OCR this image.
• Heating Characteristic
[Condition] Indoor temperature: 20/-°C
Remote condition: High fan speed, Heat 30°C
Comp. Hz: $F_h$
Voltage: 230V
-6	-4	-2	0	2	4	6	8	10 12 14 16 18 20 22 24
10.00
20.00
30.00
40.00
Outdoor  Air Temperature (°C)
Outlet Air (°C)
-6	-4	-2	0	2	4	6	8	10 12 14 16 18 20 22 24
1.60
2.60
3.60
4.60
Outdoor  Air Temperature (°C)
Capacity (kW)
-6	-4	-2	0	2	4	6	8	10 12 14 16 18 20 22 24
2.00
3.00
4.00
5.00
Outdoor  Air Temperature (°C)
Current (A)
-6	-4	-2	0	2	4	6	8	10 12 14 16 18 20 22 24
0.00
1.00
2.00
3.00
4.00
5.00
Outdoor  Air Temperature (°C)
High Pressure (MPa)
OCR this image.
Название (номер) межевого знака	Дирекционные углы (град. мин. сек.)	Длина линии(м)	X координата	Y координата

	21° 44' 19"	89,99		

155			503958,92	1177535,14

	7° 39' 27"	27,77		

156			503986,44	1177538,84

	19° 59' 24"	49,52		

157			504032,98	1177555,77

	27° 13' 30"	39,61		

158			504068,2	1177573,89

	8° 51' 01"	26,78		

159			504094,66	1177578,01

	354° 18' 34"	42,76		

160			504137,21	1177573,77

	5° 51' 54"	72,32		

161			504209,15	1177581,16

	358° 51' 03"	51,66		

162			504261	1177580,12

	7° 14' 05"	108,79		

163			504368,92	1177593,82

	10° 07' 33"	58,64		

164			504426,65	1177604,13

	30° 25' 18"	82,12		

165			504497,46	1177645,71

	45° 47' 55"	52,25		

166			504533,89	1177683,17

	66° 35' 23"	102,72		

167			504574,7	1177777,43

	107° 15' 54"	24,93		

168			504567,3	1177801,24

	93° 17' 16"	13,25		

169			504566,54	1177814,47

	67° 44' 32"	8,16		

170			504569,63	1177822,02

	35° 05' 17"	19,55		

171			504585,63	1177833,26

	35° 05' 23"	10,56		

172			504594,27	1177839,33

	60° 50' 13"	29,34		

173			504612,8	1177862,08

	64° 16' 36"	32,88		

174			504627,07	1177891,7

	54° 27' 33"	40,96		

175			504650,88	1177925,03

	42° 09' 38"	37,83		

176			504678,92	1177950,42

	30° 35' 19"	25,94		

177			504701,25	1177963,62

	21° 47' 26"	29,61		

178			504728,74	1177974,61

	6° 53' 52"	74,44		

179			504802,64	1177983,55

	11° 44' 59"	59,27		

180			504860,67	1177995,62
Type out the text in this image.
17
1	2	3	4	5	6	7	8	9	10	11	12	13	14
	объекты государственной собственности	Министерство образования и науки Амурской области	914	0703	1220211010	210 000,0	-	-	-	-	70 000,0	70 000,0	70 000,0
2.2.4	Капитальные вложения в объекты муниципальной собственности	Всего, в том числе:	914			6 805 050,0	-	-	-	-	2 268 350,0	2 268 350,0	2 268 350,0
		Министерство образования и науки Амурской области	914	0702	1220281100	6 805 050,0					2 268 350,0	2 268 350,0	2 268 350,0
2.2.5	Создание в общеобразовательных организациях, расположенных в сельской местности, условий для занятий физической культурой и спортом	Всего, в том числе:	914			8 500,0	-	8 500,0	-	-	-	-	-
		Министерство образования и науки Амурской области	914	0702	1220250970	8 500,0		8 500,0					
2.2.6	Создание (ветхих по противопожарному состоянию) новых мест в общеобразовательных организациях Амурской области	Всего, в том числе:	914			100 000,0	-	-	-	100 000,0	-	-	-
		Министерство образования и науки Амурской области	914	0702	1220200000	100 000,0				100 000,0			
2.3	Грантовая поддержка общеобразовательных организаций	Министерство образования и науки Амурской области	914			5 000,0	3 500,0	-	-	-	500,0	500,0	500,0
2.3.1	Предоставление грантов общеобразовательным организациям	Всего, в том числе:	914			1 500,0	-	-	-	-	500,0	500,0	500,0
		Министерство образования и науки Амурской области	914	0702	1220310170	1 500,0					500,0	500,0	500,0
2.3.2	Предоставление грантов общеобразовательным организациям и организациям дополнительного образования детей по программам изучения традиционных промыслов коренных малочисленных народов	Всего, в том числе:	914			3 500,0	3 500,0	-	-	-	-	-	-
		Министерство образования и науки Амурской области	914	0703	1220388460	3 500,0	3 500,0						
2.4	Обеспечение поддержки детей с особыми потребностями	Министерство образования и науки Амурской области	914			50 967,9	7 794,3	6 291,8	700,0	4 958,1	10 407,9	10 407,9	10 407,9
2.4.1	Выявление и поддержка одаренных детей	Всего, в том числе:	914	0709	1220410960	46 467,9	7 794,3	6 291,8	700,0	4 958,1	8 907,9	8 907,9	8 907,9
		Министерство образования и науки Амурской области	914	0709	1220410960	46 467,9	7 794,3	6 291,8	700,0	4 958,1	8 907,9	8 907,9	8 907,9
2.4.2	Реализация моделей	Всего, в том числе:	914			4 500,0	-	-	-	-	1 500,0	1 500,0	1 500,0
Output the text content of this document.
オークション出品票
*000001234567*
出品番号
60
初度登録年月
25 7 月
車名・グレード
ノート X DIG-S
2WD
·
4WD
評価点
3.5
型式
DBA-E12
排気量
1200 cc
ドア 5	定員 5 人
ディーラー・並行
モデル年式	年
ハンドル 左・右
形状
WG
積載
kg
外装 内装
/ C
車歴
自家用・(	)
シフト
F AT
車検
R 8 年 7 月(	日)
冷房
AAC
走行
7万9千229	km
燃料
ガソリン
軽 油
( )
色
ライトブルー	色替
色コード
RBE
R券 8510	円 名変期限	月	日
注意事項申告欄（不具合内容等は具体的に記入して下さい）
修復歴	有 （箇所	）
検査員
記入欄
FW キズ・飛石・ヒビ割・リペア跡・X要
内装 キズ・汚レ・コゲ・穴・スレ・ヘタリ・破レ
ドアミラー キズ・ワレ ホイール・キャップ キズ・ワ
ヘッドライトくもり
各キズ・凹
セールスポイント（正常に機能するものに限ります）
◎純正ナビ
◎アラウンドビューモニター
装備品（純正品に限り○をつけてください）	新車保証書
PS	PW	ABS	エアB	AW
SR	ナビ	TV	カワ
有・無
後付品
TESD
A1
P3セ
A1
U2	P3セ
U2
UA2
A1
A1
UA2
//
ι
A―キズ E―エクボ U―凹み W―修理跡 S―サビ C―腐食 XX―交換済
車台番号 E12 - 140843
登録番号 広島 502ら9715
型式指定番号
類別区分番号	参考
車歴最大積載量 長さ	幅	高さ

## The exercise
Every entry should be output exactly as written, please.

## The completed task
OCR this image.
• Heating Characteristic
[Condition] Indoor temperature: 20/-°C
Remote condition: High fan speed, Heat 30°C
Comp. Hz: $F_h$
Voltage: 230V
-6	-4	-2	0	2	4	6	8	10 12 14 16 18 20 22 24
10.00
20.00
30.00
40.00
Outdoor  Air Temperature (°C)
Outlet Air (°C)
-6	-4	-2	0	2	4	6	8	10 12 14 16 18 20 22 24
1.60
2.60
3.60
4.60
Outdoor  Air Temperature (°C)
Capacity (kW)
-6	-4	-2	0	2	4	6	8	10 12 14 16 18 20 22 24
2.00
3.00
4.00
5.00
Outdoor  Air Temperature (°C)
Current (A)
-6	-4	-2	0	2	4	6	8	10 12 14 16 18 20 22 24
0.00
1.00
2.00
3.00
4.00
5.00
Outdoor  Air Temperature (°C)
High Pressure (MPa)
OCR this image.
Название (номер) межевого знака	Дирекционные углы (град. мин. сек.)	Длина линии(м)	X координата	Y координата

	21° 44' 19"	89,99		

155			503958,92	1177535,14

	7° 39' 27"	27,77		

156			503986,44	1177538,84

	19° 59' 24"	49,52		

157			504032,98	1177555,77

	27° 13' 30"	39,61		

158			504068,2	1177573,89

	8° 51' 01"	26,78		

159			504094,66	1177578,01

	354° 18' 34"	42,76		

160			504137,21	1177573,77

	5° 51' 54"	72,32		

161			504209,15	1177581,16

	358° 51' 03"	51,66		

162			504261	1177580,12

	7° 14' 05"	108,79		

163			504368,92	1177593,82

	10° 07' 33"	58,64		

164			504426,65	1177604,13

	30° 25' 18"	82,12		

165			504497,46	1177645,71

	45° 47' 55"	52,25		

166			504533,89	1177683,17

	66° 35' 23"	102,72		

167			504574,7	1177777,43

	107° 15' 54"	24,93		

168			504567,3	1177801,24

	93° 17' 16"	13,25		

169			504566,54	1177814,47

	67° 44' 32"	8,16		

170			504569,63	1177822,02

	35° 05' 17"	19,55		

171			504585,63	1177833,26

	35° 05' 23"	10,56		

172			504594,27	1177839,33

	60° 50' 13"	29,34		

173			504612,8	1177862,08

	64° 16' 36"	32,88		

174			504627,07	1177891,7

	54° 27' 33"	40,96		

175			504650,88	1177925,03

	42° 09' 38"	37,83		

176			504678,92	1177950,42

	30° 35' 19"	25,94		

177			504701,25	1177963,62

	21° 47' 26"	29,61		

178			504728,74	1177974,61

	6° 53' 52"	74,44		

179			504802,64	1177983,55

	11° 44' 59"	59,27		

180			504860,67	1177995,62
Type out the text in this image.
17
1	2	3	4	5	6	7	8	9	10	11	12	13	14
	объекты государственной собственности	Министерство образования и науки Амурской области	914	0703	1220211010	210 000,0	-	-	-	-	70 000,0	70 000,0	70 000,0
2.2.4	Капитальные вложения в объекты муниципальной собственности	Всего, в том числе:	914			6 805 050,0	-	-	-	-	2 268 350,0	2 268 350,0	2 268 350,0
		Министерство образования и науки Амурской области	914	0702	1220281100	6 805 050,0					2 268 350,0	2 268 350,0	2 268 350,0
2.2.5	Создание в общеобразовательных организациях, расположенных в сельской местности, условий для занятий физической культурой и спортом	Всего, в том числе:	914			8 500,0	-	8 500,0	-	-	-	-	-
		Министерство образования и науки Амурской области	914	0702	1220250970	8 500,0		8 500,0					
2.2.6	Создание (ветхих по противопожарному состоянию) новых мест в общеобразовательных организациях Амурской области	Всего, в том числе:	914			100 000,0	-	-	-	100 000,0	-	-	-
		Министерство образования и науки Амурской области	914	0702	1220200000	100 000,0				100 000,0			
2.3	Грантовая поддержка общеобразовательных организаций	Министерство образования и науки Амурской области	914			5 000,0	3 500,0	-	-	-	500,0	500,0	500,0
2.3.1	Предоставление грантов общеобразовательным организациям	Всего, в том числе:	914			1 500,0	-	-	-	-	500,0	500,0	500,0
		Министерство образования и науки Амурской области	914	0702	1220310170	1 500,0					500,0	500,0	500,0
2.3.2	Предоставление грантов общеобразовательным организациям и организациям дополнительного образования детей по программам изучения традиционных промыслов коренных малочисленных народов	Всего, в том числе:	914			3 500,0	3 500,0	-	-	-	-	-	-
		Министерство образования и науки Амурской области	914	0703	1220388460	3 500,0	3 500,0						
2.4	Обеспечение поддержки детей с особыми потребностями	Министерство образования и науки Амурской области	914			50 967,9	7 794,3	6 291,8	700,0	4 958,1	10 407,9	10 407,9	10 407,9
2.4.1	Выявление и поддержка одаренных детей	Всего, в том числе:	914	0709	1220410960	46 467,9	7 794,3	6 291,8	700,0	4 958,1	8 907,9	8 907,9	8 907,9
		Министерство образования и науки Амурской области	914	0709	1220410960	46 467,9	7 794,3	6 291,8	700,0	4 958,1	8 907,9	8 907,9	8 907,9
2.4.2	Реализация моделей	Всего, в том числе:	914			4 500,0	-	-	-	-	1 500,0	1 500,0	1 500,0
Output the text content of this document.
オークション出品票
*000001234567*
出品番号
60
初度登録年月
25 7 月
車名・グレード
ノート X DIG-S
2WD
·
4WD
評価点
3.5
型式
DBA-E12
排気量
1200 cc
ドア 5	定員 5 人
ディーラー・並行
モデル年式	年
ハンドル 左・右
形状
WG
積載
kg
外装 内装
/ C
車歴
自家用・(	)
シフト
F AT
車検
R 8 年 7 月(	日)
冷房
AAC
走行
7万9千229	km
燃料
ガソリン
軽 油
( )
色
ライトブルー	色替
色コード
RBE
R券 8510	円 名変期限	月	日
注意事項申告欄（不具合内容等は具体的に記入して下さい）
修復歴	有 （箇所	）
検査員
記入欄
FW キズ・飛石・ヒビ割・リペア跡・X要
内装 キズ・汚レ・コゲ・穴・スレ・ヘタリ・破レ
ドアミラー キズ・ワレ ホイール・キャップ キズ・ワ
ヘッドライトくもり
各キズ・凹
セールスポイント（正常に機能するものに限ります）
◎純正ナビ
◎アラウンドビューモニター
装備品（純正品に限り○をつけてください）	新車保証書
PS	PW	ABS	エアB	AW
SR	ナビ	TV	カワ
有・無
後付品
TESD
A1
P3セ
A1
U2	P3セ
U2
UA2
A1
A1
UA2
//
ι
A―キズ E―エクボ U―凹み W―修理跡 S―サビ C―腐食 XX―交換済
車台番号 E12 - 140843
登録番号 広島 502ら9715
型式指定番号
類別区分番号	参考
車歴最大積載量 長さ	幅	高さ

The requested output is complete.